● **YOUR TASK**: List each line in which the string "SRMTID" appears.

● **EXCERPTED RECORDS**:

'''

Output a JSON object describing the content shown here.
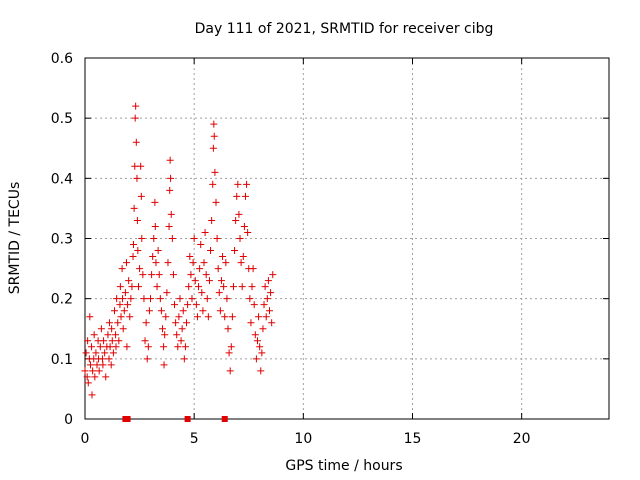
{
  "chart_data": {
    "type": "scatter",
    "title": "Day 111 of 2021, SRMTID for receiver cibg",
    "xlabel": "GPS time / hours",
    "ylabel": "SRMTID / TECUs",
    "xlim": [
      0,
      24
    ],
    "ylim": [
      0,
      0.6
    ],
    "xticks": [
      0,
      5,
      10,
      15,
      20
    ],
    "xtick_labels": [
      "0",
      "5",
      "10",
      "15",
      "20"
    ],
    "yticks": [
      0,
      0.1,
      0.2,
      0.3,
      0.4,
      0.5,
      0.6
    ],
    "ytick_labels": [
      "0",
      "0.1",
      "0.2",
      "0.3",
      "0.4",
      "0.5",
      "0.6"
    ],
    "grid": true,
    "marker": "plus",
    "color": "#e00000",
    "series": [
      {
        "name": "SRMTID",
        "points": [
          [
            0.0,
            0.08
          ],
          [
            0.05,
            0.11
          ],
          [
            0.1,
            0.07
          ],
          [
            0.12,
            0.13
          ],
          [
            0.15,
            0.06
          ],
          [
            0.2,
            0.1
          ],
          [
            0.22,
            0.17
          ],
          [
            0.25,
            0.09
          ],
          [
            0.3,
            0.12
          ],
          [
            0.32,
            0.04
          ],
          [
            0.35,
            0.08
          ],
          [
            0.4,
            0.1
          ],
          [
            0.42,
            0.14
          ],
          [
            0.45,
            0.07
          ],
          [
            0.5,
            0.11
          ],
          [
            0.55,
            0.09
          ],
          [
            0.6,
            0.13
          ],
          [
            0.62,
            0.1
          ],
          [
            0.65,
            0.08
          ],
          [
            0.7,
            0.12
          ],
          [
            0.75,
            0.15
          ],
          [
            0.8,
            0.1
          ],
          [
            0.82,
            0.09
          ],
          [
            0.85,
            0.13
          ],
          [
            0.9,
            0.11
          ],
          [
            0.95,
            0.07
          ],
          [
            1.0,
            0.12
          ],
          [
            1.05,
            0.14
          ],
          [
            1.1,
            0.1
          ],
          [
            1.12,
            0.16
          ],
          [
            1.15,
            0.12
          ],
          [
            1.2,
            0.09
          ],
          [
            1.22,
            0.15
          ],
          [
            1.25,
            0.13
          ],
          [
            1.3,
            0.11
          ],
          [
            1.35,
            0.18
          ],
          [
            1.4,
            0.14
          ],
          [
            1.42,
            0.12
          ],
          [
            1.45,
            0.2
          ],
          [
            1.5,
            0.16
          ],
          [
            1.55,
            0.13
          ],
          [
            1.6,
            0.19
          ],
          [
            1.62,
            0.22
          ],
          [
            1.65,
            0.17
          ],
          [
            1.7,
            0.25
          ],
          [
            1.72,
            0.2
          ],
          [
            1.75,
            0.15
          ],
          [
            1.8,
            0.18
          ],
          [
            1.85,
            0.21
          ],
          [
            1.9,
            0.26
          ],
          [
            1.92,
            0.12
          ],
          [
            1.95,
            0.19
          ],
          [
            2.0,
            0.23
          ],
          [
            2.05,
            0.17
          ],
          [
            2.1,
            0.2
          ],
          [
            2.15,
            0.22
          ],
          [
            2.2,
            0.27
          ],
          [
            2.22,
            0.29
          ],
          [
            2.25,
            0.35
          ],
          [
            2.28,
            0.42
          ],
          [
            2.3,
            0.5
          ],
          [
            2.32,
            0.52
          ],
          [
            2.35,
            0.46
          ],
          [
            2.38,
            0.4
          ],
          [
            2.4,
            0.33
          ],
          [
            2.42,
            0.28
          ],
          [
            2.45,
            0.22
          ],
          [
            2.5,
            0.25
          ],
          [
            2.55,
            0.42
          ],
          [
            2.58,
            0.37
          ],
          [
            2.6,
            0.3
          ],
          [
            2.65,
            0.24
          ],
          [
            2.7,
            0.2
          ],
          [
            2.75,
            0.13
          ],
          [
            2.8,
            0.16
          ],
          [
            2.85,
            0.1
          ],
          [
            2.9,
            0.12
          ],
          [
            2.95,
            0.18
          ],
          [
            3.0,
            0.2
          ],
          [
            3.05,
            0.24
          ],
          [
            3.1,
            0.27
          ],
          [
            3.15,
            0.3
          ],
          [
            3.2,
            0.36
          ],
          [
            3.22,
            0.32
          ],
          [
            3.25,
            0.26
          ],
          [
            3.3,
            0.22
          ],
          [
            3.35,
            0.28
          ],
          [
            3.4,
            0.24
          ],
          [
            3.45,
            0.2
          ],
          [
            3.5,
            0.18
          ],
          [
            3.55,
            0.15
          ],
          [
            3.6,
            0.12
          ],
          [
            3.62,
            0.09
          ],
          [
            3.65,
            0.14
          ],
          [
            3.7,
            0.17
          ],
          [
            3.75,
            0.21
          ],
          [
            3.8,
            0.26
          ],
          [
            3.85,
            0.32
          ],
          [
            3.88,
            0.38
          ],
          [
            3.9,
            0.43
          ],
          [
            3.92,
            0.4
          ],
          [
            3.95,
            0.34
          ],
          [
            4.0,
            0.3
          ],
          [
            4.05,
            0.24
          ],
          [
            4.1,
            0.19
          ],
          [
            4.15,
            0.16
          ],
          [
            4.2,
            0.14
          ],
          [
            4.25,
            0.12
          ],
          [
            4.3,
            0.17
          ],
          [
            4.35,
            0.2
          ],
          [
            4.4,
            0.13
          ],
          [
            4.45,
            0.15
          ],
          [
            4.5,
            0.18
          ],
          [
            4.55,
            0.1
          ],
          [
            4.6,
            0.12
          ],
          [
            4.65,
            0.16
          ],
          [
            4.7,
            0.19
          ],
          [
            4.75,
            0.22
          ],
          [
            4.8,
            0.27
          ],
          [
            4.85,
            0.24
          ],
          [
            4.9,
            0.2
          ],
          [
            4.95,
            0.26
          ],
          [
            5.0,
            0.3
          ],
          [
            5.05,
            0.23
          ],
          [
            5.1,
            0.19
          ],
          [
            5.15,
            0.17
          ],
          [
            5.2,
            0.22
          ],
          [
            5.25,
            0.25
          ],
          [
            5.3,
            0.29
          ],
          [
            5.35,
            0.21
          ],
          [
            5.4,
            0.18
          ],
          [
            5.45,
            0.26
          ],
          [
            5.5,
            0.31
          ],
          [
            5.55,
            0.24
          ],
          [
            5.6,
            0.2
          ],
          [
            5.65,
            0.17
          ],
          [
            5.7,
            0.23
          ],
          [
            5.75,
            0.28
          ],
          [
            5.8,
            0.33
          ],
          [
            5.85,
            0.39
          ],
          [
            5.88,
            0.45
          ],
          [
            5.9,
            0.49
          ],
          [
            5.92,
            0.47
          ],
          [
            5.95,
            0.41
          ],
          [
            6.0,
            0.36
          ],
          [
            6.05,
            0.3
          ],
          [
            6.1,
            0.25
          ],
          [
            6.15,
            0.21
          ],
          [
            6.2,
            0.18
          ],
          [
            6.25,
            0.23
          ],
          [
            6.3,
            0.27
          ],
          [
            6.35,
            0.22
          ],
          [
            6.4,
            0.17
          ],
          [
            6.45,
            0.26
          ],
          [
            6.5,
            0.2
          ],
          [
            6.55,
            0.15
          ],
          [
            6.6,
            0.11
          ],
          [
            6.65,
            0.08
          ],
          [
            6.7,
            0.12
          ],
          [
            6.75,
            0.17
          ],
          [
            6.8,
            0.22
          ],
          [
            6.85,
            0.28
          ],
          [
            6.9,
            0.33
          ],
          [
            6.95,
            0.37
          ],
          [
            7.0,
            0.39
          ],
          [
            7.05,
            0.34
          ],
          [
            7.1,
            0.3
          ],
          [
            7.15,
            0.26
          ],
          [
            7.2,
            0.22
          ],
          [
            7.25,
            0.27
          ],
          [
            7.3,
            0.32
          ],
          [
            7.35,
            0.37
          ],
          [
            7.4,
            0.39
          ],
          [
            7.45,
            0.31
          ],
          [
            7.5,
            0.25
          ],
          [
            7.55,
            0.2
          ],
          [
            7.6,
            0.16
          ],
          [
            7.65,
            0.22
          ],
          [
            7.7,
            0.25
          ],
          [
            7.75,
            0.19
          ],
          [
            7.8,
            0.14
          ],
          [
            7.85,
            0.1
          ],
          [
            7.9,
            0.13
          ],
          [
            7.95,
            0.17
          ],
          [
            8.0,
            0.12
          ],
          [
            8.05,
            0.08
          ],
          [
            8.1,
            0.11
          ],
          [
            8.15,
            0.15
          ],
          [
            8.2,
            0.19
          ],
          [
            8.25,
            0.22
          ],
          [
            8.3,
            0.17
          ],
          [
            8.35,
            0.2
          ],
          [
            8.4,
            0.23
          ],
          [
            8.45,
            0.18
          ],
          [
            8.5,
            0.21
          ],
          [
            8.55,
            0.16
          ],
          [
            8.6,
            0.24
          ]
        ]
      }
    ],
    "baseline_markers_x": [
      1.85,
      1.95,
      4.7,
      6.4
    ]
  }
}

'''

● **RIGHT ANSWER**:
    "title": "Day 111 of 2021, SRMTID for receiver cibg",
    "ylabel": "SRMTID / TECUs",
        "name": "SRMTID",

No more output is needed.